OBJECTIVE:
Gather each line of the entries below that includes "plate".

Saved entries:
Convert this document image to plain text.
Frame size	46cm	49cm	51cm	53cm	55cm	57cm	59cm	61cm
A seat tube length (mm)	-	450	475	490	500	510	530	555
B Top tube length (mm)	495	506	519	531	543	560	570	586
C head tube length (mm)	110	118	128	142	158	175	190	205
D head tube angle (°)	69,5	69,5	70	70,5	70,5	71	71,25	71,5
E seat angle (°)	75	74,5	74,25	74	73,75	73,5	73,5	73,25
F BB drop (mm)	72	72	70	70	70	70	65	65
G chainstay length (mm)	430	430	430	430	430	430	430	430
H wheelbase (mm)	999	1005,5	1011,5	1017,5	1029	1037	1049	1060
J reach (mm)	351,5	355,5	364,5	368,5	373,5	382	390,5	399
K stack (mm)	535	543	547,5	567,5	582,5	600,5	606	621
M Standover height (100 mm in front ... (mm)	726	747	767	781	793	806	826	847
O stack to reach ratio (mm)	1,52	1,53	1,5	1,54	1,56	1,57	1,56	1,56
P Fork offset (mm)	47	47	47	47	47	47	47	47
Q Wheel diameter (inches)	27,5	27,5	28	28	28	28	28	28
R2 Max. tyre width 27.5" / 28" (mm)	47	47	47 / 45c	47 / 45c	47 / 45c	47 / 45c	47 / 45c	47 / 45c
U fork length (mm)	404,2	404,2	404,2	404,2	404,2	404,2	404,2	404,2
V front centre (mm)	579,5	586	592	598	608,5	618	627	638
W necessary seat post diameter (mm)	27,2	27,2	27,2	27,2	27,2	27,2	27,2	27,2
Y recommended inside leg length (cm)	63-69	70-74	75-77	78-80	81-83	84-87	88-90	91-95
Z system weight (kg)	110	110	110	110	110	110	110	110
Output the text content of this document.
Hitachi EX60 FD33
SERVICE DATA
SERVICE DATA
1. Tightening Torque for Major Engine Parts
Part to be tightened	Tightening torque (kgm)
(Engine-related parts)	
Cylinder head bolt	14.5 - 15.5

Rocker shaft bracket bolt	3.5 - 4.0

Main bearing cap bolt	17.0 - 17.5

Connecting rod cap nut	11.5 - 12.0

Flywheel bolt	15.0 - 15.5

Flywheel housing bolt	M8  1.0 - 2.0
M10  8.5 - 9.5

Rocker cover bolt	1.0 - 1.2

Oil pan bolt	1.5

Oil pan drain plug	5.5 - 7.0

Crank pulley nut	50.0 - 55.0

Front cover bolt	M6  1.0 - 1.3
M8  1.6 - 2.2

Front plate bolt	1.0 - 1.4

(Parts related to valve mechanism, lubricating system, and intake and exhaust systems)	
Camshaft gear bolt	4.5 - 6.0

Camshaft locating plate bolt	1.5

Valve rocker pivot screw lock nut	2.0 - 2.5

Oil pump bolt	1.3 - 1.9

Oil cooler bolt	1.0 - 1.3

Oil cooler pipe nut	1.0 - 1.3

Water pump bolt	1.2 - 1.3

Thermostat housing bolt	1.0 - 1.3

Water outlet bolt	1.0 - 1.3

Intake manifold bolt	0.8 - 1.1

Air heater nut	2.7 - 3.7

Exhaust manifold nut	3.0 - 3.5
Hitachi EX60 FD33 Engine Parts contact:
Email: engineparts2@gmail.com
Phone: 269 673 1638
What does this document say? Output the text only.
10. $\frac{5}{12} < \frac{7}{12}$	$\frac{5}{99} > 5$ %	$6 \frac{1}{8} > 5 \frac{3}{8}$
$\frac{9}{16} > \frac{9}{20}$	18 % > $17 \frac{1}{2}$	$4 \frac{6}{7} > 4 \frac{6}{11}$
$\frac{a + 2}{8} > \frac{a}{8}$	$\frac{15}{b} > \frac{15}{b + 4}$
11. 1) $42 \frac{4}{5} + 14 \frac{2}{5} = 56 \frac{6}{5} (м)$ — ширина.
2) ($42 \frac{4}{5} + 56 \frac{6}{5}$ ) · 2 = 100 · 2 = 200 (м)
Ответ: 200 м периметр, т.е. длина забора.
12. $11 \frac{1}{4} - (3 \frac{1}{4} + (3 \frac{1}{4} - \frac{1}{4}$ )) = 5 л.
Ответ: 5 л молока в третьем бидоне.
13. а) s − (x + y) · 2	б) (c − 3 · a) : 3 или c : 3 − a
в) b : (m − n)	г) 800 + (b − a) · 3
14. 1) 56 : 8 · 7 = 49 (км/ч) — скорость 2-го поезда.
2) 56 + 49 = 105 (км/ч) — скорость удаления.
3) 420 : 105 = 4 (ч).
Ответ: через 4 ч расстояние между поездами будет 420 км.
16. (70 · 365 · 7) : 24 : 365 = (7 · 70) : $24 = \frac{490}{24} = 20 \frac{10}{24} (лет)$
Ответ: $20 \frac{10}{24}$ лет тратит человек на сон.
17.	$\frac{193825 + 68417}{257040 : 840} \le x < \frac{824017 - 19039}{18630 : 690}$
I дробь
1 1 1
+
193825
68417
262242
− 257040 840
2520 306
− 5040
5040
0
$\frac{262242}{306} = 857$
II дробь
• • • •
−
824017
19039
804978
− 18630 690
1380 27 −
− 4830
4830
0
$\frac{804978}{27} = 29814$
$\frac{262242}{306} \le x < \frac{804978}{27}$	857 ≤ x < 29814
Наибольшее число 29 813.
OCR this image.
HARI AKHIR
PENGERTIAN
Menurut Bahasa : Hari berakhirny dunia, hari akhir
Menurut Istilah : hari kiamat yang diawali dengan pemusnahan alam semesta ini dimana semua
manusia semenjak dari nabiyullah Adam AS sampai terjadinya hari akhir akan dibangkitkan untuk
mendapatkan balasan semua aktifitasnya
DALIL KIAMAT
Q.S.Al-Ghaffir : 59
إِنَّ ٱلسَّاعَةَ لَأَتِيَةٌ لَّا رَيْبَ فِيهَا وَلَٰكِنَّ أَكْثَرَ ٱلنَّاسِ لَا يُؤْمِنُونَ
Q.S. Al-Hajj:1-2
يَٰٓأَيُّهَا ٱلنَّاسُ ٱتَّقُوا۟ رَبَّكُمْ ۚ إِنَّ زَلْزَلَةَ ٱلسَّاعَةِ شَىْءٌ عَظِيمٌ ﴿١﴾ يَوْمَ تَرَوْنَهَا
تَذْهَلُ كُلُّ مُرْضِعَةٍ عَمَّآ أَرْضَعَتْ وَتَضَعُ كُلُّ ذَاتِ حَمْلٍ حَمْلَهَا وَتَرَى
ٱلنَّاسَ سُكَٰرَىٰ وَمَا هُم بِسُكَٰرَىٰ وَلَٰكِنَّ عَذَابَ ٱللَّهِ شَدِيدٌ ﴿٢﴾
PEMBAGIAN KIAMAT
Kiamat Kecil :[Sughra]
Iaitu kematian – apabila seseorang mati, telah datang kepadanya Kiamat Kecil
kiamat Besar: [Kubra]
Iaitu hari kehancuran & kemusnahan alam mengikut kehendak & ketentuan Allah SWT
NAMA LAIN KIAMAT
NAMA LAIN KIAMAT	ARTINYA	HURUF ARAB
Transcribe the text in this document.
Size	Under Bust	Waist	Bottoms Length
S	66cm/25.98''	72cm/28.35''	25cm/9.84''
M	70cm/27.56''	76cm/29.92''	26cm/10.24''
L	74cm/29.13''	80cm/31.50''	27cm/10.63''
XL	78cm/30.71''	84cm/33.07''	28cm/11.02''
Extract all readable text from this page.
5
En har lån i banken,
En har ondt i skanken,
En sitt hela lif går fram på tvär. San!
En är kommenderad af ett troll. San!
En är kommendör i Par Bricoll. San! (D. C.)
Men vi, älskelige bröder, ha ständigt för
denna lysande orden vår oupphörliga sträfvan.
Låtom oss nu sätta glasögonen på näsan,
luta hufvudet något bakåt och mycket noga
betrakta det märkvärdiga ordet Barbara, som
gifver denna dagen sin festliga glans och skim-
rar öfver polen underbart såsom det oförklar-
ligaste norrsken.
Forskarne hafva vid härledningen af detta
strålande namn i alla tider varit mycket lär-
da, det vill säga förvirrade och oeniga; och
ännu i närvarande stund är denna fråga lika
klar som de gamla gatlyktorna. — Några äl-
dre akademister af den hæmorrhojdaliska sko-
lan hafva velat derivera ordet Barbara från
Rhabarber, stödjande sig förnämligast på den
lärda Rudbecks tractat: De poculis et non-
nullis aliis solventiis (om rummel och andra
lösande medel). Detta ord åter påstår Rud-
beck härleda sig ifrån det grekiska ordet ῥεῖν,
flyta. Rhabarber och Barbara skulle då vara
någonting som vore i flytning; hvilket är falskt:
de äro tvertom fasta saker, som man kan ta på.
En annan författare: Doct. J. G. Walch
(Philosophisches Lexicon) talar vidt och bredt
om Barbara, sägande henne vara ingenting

REPLY TO THE EXERCISE:
Front plate bolt	1.0 - 1.4
Camshaft locating plate bolt	1.5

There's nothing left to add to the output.